*TO DO:* Extract every entry word for word.

Source data:

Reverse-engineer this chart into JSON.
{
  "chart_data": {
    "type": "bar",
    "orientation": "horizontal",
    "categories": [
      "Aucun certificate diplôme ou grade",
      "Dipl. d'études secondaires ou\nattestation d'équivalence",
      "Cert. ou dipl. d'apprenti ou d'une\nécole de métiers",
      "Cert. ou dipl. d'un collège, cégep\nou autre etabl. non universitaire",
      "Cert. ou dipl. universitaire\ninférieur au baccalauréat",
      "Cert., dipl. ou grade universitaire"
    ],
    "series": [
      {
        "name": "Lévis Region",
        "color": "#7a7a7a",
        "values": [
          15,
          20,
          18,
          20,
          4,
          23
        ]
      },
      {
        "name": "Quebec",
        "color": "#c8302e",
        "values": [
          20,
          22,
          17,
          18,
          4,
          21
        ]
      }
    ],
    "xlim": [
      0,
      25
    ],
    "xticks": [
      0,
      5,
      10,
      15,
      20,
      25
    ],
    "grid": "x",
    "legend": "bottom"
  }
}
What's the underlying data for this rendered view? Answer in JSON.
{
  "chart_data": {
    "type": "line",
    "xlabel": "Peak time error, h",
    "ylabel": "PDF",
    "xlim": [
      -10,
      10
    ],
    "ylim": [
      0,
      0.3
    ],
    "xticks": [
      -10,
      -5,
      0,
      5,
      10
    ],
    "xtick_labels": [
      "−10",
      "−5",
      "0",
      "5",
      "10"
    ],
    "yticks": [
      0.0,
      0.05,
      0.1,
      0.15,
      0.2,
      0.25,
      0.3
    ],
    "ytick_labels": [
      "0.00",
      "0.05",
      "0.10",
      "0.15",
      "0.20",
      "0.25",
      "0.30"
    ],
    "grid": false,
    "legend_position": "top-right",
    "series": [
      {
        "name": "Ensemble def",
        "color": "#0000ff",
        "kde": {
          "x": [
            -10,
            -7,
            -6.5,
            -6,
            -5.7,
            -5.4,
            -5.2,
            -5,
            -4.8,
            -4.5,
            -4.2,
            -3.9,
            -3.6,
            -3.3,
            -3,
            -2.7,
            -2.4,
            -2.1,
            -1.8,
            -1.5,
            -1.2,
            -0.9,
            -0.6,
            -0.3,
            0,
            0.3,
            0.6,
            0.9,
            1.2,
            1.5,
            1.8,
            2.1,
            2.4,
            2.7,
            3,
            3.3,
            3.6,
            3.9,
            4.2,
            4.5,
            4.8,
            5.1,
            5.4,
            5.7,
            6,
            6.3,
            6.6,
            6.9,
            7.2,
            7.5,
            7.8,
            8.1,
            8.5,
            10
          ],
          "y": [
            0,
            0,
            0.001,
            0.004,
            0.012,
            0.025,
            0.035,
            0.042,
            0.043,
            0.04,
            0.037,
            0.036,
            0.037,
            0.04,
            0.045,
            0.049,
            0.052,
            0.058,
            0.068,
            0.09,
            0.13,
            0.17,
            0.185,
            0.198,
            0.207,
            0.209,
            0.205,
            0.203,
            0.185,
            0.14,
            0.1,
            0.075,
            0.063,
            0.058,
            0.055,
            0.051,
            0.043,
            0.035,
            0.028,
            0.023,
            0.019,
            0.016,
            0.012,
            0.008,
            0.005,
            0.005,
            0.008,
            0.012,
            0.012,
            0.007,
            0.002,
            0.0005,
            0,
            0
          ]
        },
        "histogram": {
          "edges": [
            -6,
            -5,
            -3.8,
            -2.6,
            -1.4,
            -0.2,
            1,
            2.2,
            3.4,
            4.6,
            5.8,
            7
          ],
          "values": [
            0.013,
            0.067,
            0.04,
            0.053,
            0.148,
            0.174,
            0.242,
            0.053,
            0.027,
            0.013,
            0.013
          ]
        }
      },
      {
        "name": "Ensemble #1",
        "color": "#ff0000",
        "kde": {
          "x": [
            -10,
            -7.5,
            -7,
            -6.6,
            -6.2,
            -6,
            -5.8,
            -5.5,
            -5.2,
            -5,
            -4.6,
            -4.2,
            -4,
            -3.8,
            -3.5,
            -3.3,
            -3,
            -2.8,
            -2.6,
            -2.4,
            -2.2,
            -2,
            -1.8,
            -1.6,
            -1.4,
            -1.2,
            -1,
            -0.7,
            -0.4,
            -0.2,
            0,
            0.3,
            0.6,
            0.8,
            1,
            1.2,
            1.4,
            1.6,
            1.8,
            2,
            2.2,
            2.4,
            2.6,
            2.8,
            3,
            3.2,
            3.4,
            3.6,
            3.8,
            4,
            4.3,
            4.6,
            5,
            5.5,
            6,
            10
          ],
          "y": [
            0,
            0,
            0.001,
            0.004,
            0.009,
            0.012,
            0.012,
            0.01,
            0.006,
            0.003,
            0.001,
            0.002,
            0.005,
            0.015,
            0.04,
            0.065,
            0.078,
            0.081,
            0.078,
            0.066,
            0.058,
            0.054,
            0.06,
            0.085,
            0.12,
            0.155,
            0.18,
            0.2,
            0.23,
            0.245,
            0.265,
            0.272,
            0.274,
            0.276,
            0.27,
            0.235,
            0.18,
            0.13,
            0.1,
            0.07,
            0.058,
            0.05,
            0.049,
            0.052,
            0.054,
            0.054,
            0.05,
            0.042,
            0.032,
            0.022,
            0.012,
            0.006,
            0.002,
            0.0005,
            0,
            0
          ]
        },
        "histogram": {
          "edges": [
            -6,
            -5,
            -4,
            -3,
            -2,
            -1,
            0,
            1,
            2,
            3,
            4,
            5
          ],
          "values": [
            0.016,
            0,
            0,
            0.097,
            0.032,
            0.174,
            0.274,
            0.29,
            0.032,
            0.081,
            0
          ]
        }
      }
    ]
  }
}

*REPLY TO THE EXERCISE:*
Reverse-engineer this chart into JSON.
{
  "chart_data": {
    "type": "bar",
    "orientation": "horizontal",
    "categories": [
      "Aucun certificate diplôme ou grade",
      "Dipl. d'études secondaires ou\nattestation d'équivalence",
      "Cert. ou dipl. d'apprenti ou d'une\nécole de métiers",
      "Cert. ou dipl. d'un collège, cégep\nou autre etabl. non universitaire",
      "Cert. ou dipl. universitaire\ninférieur au baccalauréat",
      "Cert., dipl. ou grade universitaire"
    ],
    "series": [
      {
        "name": "Lévis Region",
        "color": "#7a7a7a",
        "values": [
          15,
          20,
          18,
          20,
          4,
          23
        ]
      },
      {
        "name": "Quebec",
        "color": "#c8302e",
        "values": [
          20,
          22,
          17,
          18,
          4,
          21
        ]
      }
    ],
    "xlim": [
      0,
      25
    ],
    "xticks": [
      0,
      5,
      10,
      15,
      20,
      25
    ],
    "grid": "x",
    "legend": "bottom"
  }
}
What's the underlying data for this rendered view? Answer in JSON.
{
  "chart_data": {
    "type": "line",
    "xlabel": "Peak time error, h",
    "ylabel": "PDF",
    "xlim": [
      -10,
      10
    ],
    "ylim": [
      0,
      0.3
    ],
    "xticks": [
      -10,
      -5,
      0,
      5,
      10
    ],
    "xtick_labels": [
      "−10",
      "−5",
      "0",
      "5",
      "10"
    ],
    "yticks": [
      0.0,
      0.05,
      0.1,
      0.15,
      0.2,
      0.25,
      0.3
    ],
    "ytick_labels": [
      "0.00",
      "0.05",
      "0.10",
      "0.15",
      "0.20",
      "0.25",
      "0.30"
    ],
    "grid": false,
    "legend_position": "top-right",
    "series": [
      {
        "name": "Ensemble def",
        "color": "#0000ff",
        "kde": {
          "x": [
            -10,
            -7,
            -6.5,
            -6,
            -5.7,
            -5.4,
            -5.2,
            -5,
            -4.8,
            -4.5,
            -4.2,
            -3.9,
            -3.6,
            -3.3,
            -3,
            -2.7,
            -2.4,
            -2.1,
            -1.8,
            -1.5,
            -1.2,
            -0.9,
            -0.6,
            -0.3,
            0,
            0.3,
            0.6,
            0.9,
            1.2,
            1.5,
            1.8,
            2.1,
            2.4,
            2.7,
            3,
            3.3,
            3.6,
            3.9,
            4.2,
            4.5,
            4.8,
            5.1,
            5.4,
            5.7,
            6,
            6.3,
            6.6,
            6.9,
            7.2,
            7.5,
            7.8,
            8.1,
            8.5,
            10
          ],
          "y": [
            0,
            0,
            0.001,
            0.004,
            0.012,
            0.025,
            0.035,
            0.042,
            0.043,
            0.04,
            0.037,
            0.036,
            0.037,
            0.04,
            0.045,
            0.049,
            0.052,
            0.058,
            0.068,
            0.09,
            0.13,
            0.17,
            0.185,
            0.198,
            0.207,
            0.209,
            0.205,
            0.203,
            0.185,
            0.14,
            0.1,
            0.075,
            0.063,
            0.058,
            0.055,
            0.051,
            0.043,
            0.035,
            0.028,
            0.023,
            0.019,
            0.016,
            0.012,
            0.008,
            0.005,
            0.005,
            0.008,
            0.012,
            0.012,
            0.007,
            0.002,
            0.0005,
            0,
            0
          ]
        },
        "histogram": {
          "edges": [
            -6,
            -5,
            -3.8,
            -2.6,
            -1.4,
            -0.2,
            1,
            2.2,
            3.4,
            4.6,
            5.8,
            7
          ],
          "values": [
            0.013,
            0.067,
            0.04,
            0.053,
            0.148,
            0.174,
            0.242,
            0.053,
            0.027,
            0.013,
            0.013
          ]
        }
      },
      {
        "name": "Ensemble #1",
        "color": "#ff0000",
        "kde": {
          "x": [
            -10,
            -7.5,
            -7,
            -6.6,
            -6.2,
            -6,
            -5.8,
            -5.5,
            -5.2,
            -5,
            -4.6,
            -4.2,
            -4,
            -3.8,
            -3.5,
            -3.3,
            -3,
            -2.8,
            -2.6,
            -2.4,
            -2.2,
            -2,
            -1.8,
            -1.6,
            -1.4,
            -1.2,
            -1,
            -0.7,
            -0.4,
            -0.2,
            0,
            0.3,
            0.6,
            0.8,
            1,
            1.2,
            1.4,
            1.6,
            1.8,
            2,
            2.2,
            2.4,
            2.6,
            2.8,
            3,
            3.2,
            3.4,
            3.6,
            3.8,
            4,
            4.3,
            4.6,
            5,
            5.5,
            6,
            10
          ],
          "y": [
            0,
            0,
            0.001,
            0.004,
            0.009,
            0.012,
            0.012,
            0.01,
            0.006,
            0.003,
            0.001,
            0.002,
            0.005,
            0.015,
            0.04,
            0.065,
            0.078,
            0.081,
            0.078,
            0.066,
            0.058,
            0.054,
            0.06,
            0.085,
            0.12,
            0.155,
            0.18,
            0.2,
            0.23,
            0.245,
            0.265,
            0.272,
            0.274,
            0.276,
            0.27,
            0.235,
            0.18,
            0.13,
            0.1,
            0.07,
            0.058,
            0.05,
            0.049,
            0.052,
            0.054,
            0.054,
            0.05,
            0.042,
            0.032,
            0.022,
            0.012,
            0.006,
            0.002,
            0.0005,
            0,
            0
          ]
        },
        "histogram": {
          "edges": [
            -6,
            -5,
            -4,
            -3,
            -2,
            -1,
            0,
            1,
            2,
            3,
            4,
            5
          ],
          "values": [
            0.016,
            0,
            0,
            0.097,
            0.032,
            0.174,
            0.274,
            0.29,
            0.032,
            0.081,
            0
          ]
        }
      }
    ]
  }
}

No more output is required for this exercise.